(Saved data entries)
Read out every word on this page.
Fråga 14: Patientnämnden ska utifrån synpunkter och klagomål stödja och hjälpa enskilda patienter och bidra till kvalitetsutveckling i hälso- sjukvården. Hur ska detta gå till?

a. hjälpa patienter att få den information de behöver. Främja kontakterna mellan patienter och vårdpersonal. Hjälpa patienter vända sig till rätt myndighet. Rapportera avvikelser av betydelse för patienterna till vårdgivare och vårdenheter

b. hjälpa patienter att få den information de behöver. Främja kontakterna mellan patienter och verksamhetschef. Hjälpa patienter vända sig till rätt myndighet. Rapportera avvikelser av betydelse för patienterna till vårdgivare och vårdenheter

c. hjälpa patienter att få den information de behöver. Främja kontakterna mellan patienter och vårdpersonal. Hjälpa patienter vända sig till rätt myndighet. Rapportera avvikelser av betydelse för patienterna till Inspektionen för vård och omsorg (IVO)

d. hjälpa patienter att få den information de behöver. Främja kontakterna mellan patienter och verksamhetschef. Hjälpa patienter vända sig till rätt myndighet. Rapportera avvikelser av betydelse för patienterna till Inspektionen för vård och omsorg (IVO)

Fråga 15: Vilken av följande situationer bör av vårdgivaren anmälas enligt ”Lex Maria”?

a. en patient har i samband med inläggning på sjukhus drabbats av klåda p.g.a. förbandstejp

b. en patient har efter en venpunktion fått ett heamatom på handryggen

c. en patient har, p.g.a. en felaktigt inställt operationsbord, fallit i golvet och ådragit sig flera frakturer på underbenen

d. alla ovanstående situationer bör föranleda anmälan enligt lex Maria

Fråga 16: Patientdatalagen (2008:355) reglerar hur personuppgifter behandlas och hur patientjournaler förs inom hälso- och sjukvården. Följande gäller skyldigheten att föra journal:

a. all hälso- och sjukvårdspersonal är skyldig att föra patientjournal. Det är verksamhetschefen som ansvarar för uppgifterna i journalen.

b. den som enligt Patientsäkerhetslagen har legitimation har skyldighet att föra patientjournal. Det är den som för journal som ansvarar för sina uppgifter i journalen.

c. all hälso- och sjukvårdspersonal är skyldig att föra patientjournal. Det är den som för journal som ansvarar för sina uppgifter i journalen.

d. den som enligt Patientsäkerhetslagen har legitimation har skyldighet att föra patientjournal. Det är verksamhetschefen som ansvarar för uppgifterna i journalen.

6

#### Brief:
Repeat every line of the data, exactly and in full.

#### Solution:
Read out every word on this page.
Fråga 14: Patientnämnden ska utifrån synpunkter och klagomål stödja och hjälpa enskilda patienter och bidra till kvalitetsutveckling i hälso- sjukvården. Hur ska detta gå till?

a. hjälpa patienter att få den information de behöver. Främja kontakterna mellan patienter och vårdpersonal. Hjälpa patienter vända sig till rätt myndighet. Rapportera avvikelser av betydelse för patienterna till vårdgivare och vårdenheter

b. hjälpa patienter att få den information de behöver. Främja kontakterna mellan patienter och verksamhetschef. Hjälpa patienter vända sig till rätt myndighet. Rapportera avvikelser av betydelse för patienterna till vårdgivare och vårdenheter

c. hjälpa patienter att få den information de behöver. Främja kontakterna mellan patienter och vårdpersonal. Hjälpa patienter vända sig till rätt myndighet. Rapportera avvikelser av betydelse för patienterna till Inspektionen för vård och omsorg (IVO)

d. hjälpa patienter att få den information de behöver. Främja kontakterna mellan patienter och verksamhetschef. Hjälpa patienter vända sig till rätt myndighet. Rapportera avvikelser av betydelse för patienterna till Inspektionen för vård och omsorg (IVO)

Fråga 15: Vilken av följande situationer bör av vårdgivaren anmälas enligt ”Lex Maria”?

a. en patient har i samband med inläggning på sjukhus drabbats av klåda p.g.a. förbandstejp

b. en patient har efter en venpunktion fått ett heamatom på handryggen

c. en patient har, p.g.a. en felaktigt inställt operationsbord, fallit i golvet och ådragit sig flera frakturer på underbenen

d. alla ovanstående situationer bör föranleda anmälan enligt lex Maria

Fråga 16: Patientdatalagen (2008:355) reglerar hur personuppgifter behandlas och hur patientjournaler förs inom hälso- och sjukvården. Följande gäller skyldigheten att föra journal:

a. all hälso- och sjukvårdspersonal är skyldig att föra patientjournal. Det är verksamhetschefen som ansvarar för uppgifterna i journalen.

b. den som enligt Patientsäkerhetslagen har legitimation har skyldighet att föra patientjournal. Det är den som för journal som ansvarar för sina uppgifter i journalen.

c. all hälso- och sjukvårdspersonal är skyldig att föra patientjournal. Det är den som för journal som ansvarar för sina uppgifter i journalen.

d. den som enligt Patientsäkerhetslagen har legitimation har skyldighet att föra patientjournal. Det är verksamhetschefen som ansvarar för uppgifterna i journalen.

6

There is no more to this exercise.